▶ **Required task**: Take every line from the listing below that includes "this" and copy it.
====== Given data
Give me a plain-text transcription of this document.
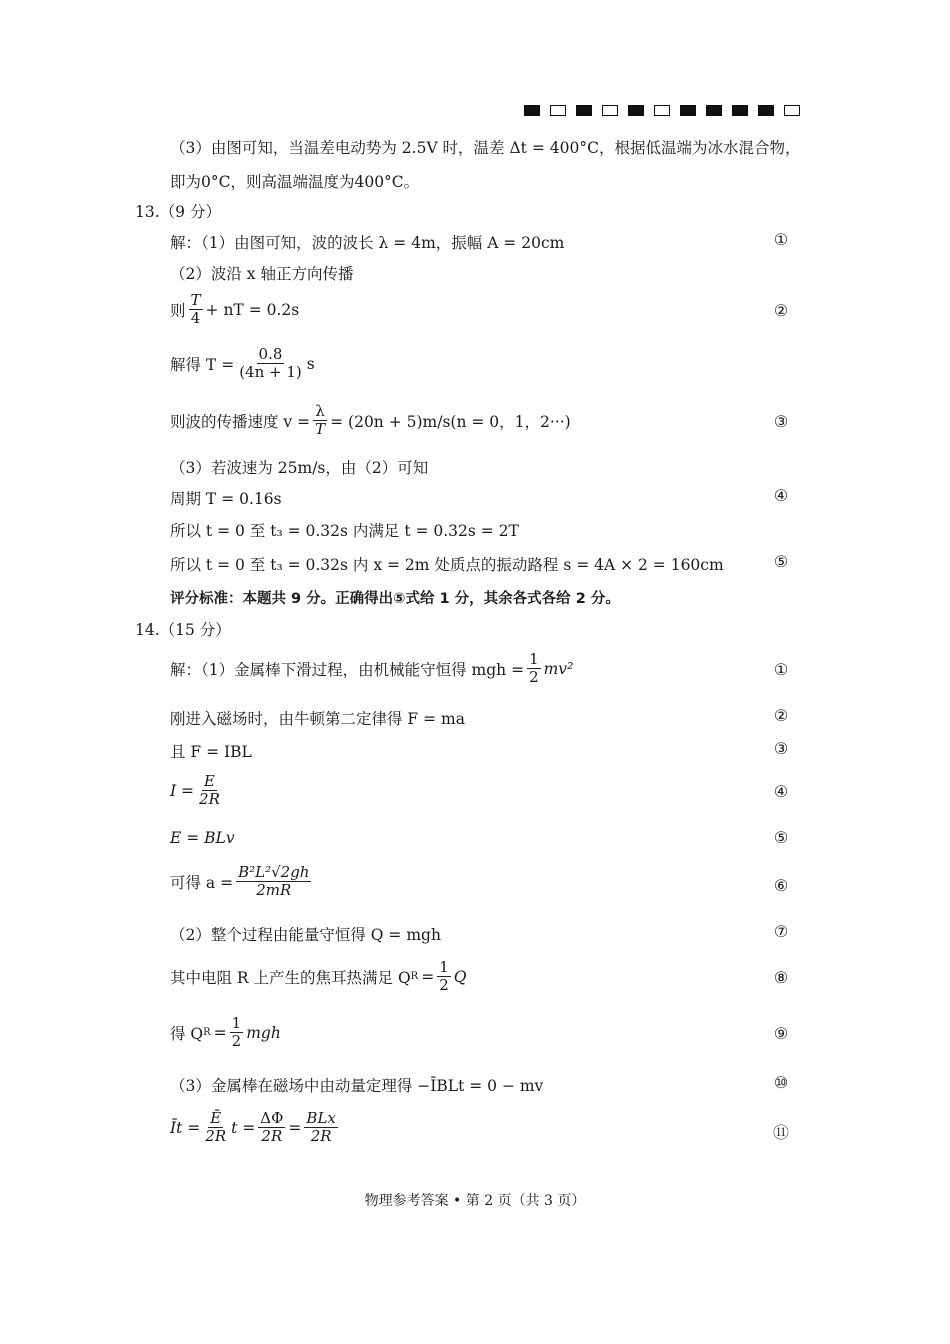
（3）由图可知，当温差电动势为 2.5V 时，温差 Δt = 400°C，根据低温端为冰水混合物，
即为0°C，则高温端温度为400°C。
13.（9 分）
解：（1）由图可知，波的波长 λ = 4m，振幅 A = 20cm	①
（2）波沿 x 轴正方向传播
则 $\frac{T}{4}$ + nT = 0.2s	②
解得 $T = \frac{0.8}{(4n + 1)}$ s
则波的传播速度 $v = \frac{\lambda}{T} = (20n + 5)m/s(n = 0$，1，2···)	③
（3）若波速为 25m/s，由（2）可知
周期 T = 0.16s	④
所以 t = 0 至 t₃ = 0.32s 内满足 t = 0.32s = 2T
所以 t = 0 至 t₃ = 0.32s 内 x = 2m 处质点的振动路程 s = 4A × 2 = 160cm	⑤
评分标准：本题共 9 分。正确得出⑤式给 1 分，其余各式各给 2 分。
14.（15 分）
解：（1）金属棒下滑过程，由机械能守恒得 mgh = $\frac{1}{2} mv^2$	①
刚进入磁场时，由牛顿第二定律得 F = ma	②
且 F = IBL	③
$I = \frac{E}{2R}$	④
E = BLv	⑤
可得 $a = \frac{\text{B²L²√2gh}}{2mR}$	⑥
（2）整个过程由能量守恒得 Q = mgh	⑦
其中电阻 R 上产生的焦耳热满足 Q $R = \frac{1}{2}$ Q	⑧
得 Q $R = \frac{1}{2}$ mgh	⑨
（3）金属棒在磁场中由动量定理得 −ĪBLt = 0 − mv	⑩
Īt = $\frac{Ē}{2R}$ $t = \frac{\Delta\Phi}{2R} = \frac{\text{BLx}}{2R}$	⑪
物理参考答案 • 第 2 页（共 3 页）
============
====== Given data
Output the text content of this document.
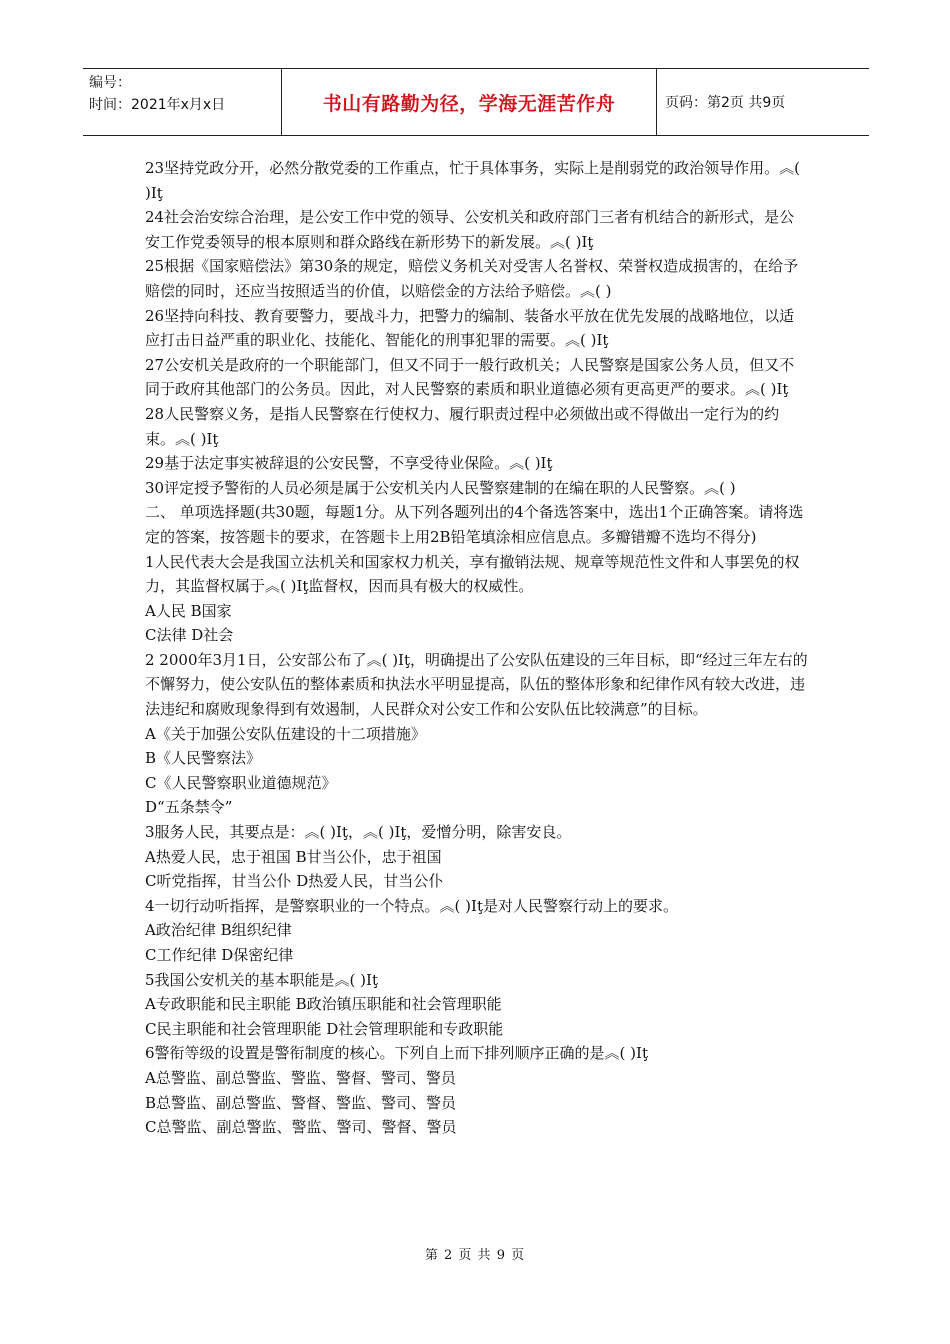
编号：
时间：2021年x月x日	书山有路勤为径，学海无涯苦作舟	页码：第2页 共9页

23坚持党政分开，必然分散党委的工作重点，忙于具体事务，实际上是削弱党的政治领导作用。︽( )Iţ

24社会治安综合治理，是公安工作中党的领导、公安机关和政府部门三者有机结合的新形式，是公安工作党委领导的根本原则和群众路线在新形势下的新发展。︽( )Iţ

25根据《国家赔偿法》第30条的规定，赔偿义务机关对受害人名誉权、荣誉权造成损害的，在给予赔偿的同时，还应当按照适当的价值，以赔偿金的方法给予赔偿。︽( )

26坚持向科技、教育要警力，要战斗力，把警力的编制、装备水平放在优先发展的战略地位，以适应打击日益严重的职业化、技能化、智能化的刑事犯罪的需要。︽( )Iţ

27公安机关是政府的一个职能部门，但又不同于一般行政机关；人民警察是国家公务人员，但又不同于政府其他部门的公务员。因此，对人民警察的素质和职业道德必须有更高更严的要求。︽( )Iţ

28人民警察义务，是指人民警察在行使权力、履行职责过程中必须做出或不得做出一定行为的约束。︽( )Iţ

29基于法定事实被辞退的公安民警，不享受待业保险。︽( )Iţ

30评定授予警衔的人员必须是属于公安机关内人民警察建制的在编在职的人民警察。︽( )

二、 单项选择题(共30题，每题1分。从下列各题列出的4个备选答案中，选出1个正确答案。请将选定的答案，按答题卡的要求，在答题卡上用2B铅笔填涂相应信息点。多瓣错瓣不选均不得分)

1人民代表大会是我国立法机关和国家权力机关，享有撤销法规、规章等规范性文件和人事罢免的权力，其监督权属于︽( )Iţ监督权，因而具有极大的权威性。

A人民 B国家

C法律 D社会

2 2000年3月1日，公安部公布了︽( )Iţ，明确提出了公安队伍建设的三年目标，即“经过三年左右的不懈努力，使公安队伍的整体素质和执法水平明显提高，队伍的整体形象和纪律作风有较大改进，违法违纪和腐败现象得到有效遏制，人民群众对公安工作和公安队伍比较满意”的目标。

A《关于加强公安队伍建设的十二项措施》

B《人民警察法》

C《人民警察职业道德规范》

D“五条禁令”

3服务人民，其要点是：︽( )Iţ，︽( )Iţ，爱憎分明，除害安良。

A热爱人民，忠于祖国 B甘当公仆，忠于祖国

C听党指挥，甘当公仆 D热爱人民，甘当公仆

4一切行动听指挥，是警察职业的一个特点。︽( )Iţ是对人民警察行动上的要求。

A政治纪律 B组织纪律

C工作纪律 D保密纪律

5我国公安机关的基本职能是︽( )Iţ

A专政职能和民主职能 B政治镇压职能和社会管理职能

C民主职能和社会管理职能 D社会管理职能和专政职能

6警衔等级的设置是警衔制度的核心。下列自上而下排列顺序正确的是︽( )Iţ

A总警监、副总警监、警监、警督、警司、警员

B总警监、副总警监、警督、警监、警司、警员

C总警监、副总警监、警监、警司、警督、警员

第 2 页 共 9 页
============
▶ **Correct answer**:
Give me a plain-text transcription of this document.
Output the text content of this document.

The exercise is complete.